Source data:
--
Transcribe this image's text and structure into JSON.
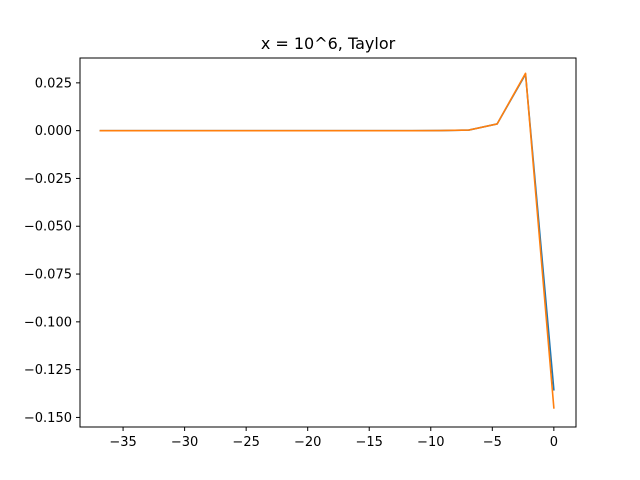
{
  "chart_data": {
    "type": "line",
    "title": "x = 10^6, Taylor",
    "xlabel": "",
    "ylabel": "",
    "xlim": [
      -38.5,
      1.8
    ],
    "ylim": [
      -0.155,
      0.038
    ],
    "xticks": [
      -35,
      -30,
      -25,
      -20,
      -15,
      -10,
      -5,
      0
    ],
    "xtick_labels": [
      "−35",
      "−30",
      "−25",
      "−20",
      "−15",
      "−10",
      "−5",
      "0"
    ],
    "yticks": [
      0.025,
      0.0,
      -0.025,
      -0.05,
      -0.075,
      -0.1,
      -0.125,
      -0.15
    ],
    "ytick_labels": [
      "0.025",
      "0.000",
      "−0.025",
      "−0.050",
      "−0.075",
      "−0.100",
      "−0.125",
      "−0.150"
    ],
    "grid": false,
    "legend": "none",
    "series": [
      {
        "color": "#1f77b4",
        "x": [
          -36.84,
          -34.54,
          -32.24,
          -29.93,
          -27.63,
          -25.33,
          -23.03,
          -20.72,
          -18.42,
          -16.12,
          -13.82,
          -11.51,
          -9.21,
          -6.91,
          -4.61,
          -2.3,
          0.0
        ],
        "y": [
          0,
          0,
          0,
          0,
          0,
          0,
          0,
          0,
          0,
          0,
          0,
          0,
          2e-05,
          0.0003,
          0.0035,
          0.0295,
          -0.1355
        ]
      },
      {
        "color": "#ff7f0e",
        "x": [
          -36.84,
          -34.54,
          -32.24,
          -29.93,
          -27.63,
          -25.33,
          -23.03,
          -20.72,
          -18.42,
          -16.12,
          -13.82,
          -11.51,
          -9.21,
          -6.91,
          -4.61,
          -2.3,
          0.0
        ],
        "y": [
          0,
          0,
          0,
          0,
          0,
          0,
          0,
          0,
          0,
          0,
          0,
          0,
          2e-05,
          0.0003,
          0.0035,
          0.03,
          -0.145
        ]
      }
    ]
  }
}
--
Using the data above, print every line exactly, omitting pictures.

Transcribe this image's text and structure into JSON.
{
  "chart_data": {
    "type": "line",
    "title": "x = 10^6, Taylor",
    "xlabel": "",
    "ylabel": "",
    "xlim": [
      -38.5,
      1.8
    ],
    "ylim": [
      -0.155,
      0.038
    ],
    "xticks": [
      -35,
      -30,
      -25,
      -20,
      -15,
      -10,
      -5,
      0
    ],
    "xtick_labels": [
      "−35",
      "−30",
      "−25",
      "−20",
      "−15",
      "−10",
      "−5",
      "0"
    ],
    "yticks": [
      0.025,
      0.0,
      -0.025,
      -0.05,
      -0.075,
      -0.1,
      -0.125,
      -0.15
    ],
    "ytick_labels": [
      "0.025",
      "0.000",
      "−0.025",
      "−0.050",
      "−0.075",
      "−0.100",
      "−0.125",
      "−0.150"
    ],
    "grid": false,
    "legend": "none",
    "series": [
      {
        "color": "#1f77b4",
        "x": [
          -36.84,
          -34.54,
          -32.24,
          -29.93,
          -27.63,
          -25.33,
          -23.03,
          -20.72,
          -18.42,
          -16.12,
          -13.82,
          -11.51,
          -9.21,
          -6.91,
          -4.61,
          -2.3,
          0.0
        ],
        "y": [
          0,
          0,
          0,
          0,
          0,
          0,
          0,
          0,
          0,
          0,
          0,
          0,
          2e-05,
          0.0003,
          0.0035,
          0.0295,
          -0.1355
        ]
      },
      {
        "color": "#ff7f0e",
        "x": [
          -36.84,
          -34.54,
          -32.24,
          -29.93,
          -27.63,
          -25.33,
          -23.03,
          -20.72,
          -18.42,
          -16.12,
          -13.82,
          -11.51,
          -9.21,
          -6.91,
          -4.61,
          -2.3,
          0.0
        ],
        "y": [
          0,
          0,
          0,
          0,
          0,
          0,
          0,
          0,
          0,
          0,
          0,
          0,
          2e-05,
          0.0003,
          0.0035,
          0.03,
          -0.145
        ]
      }
    ]
  }
}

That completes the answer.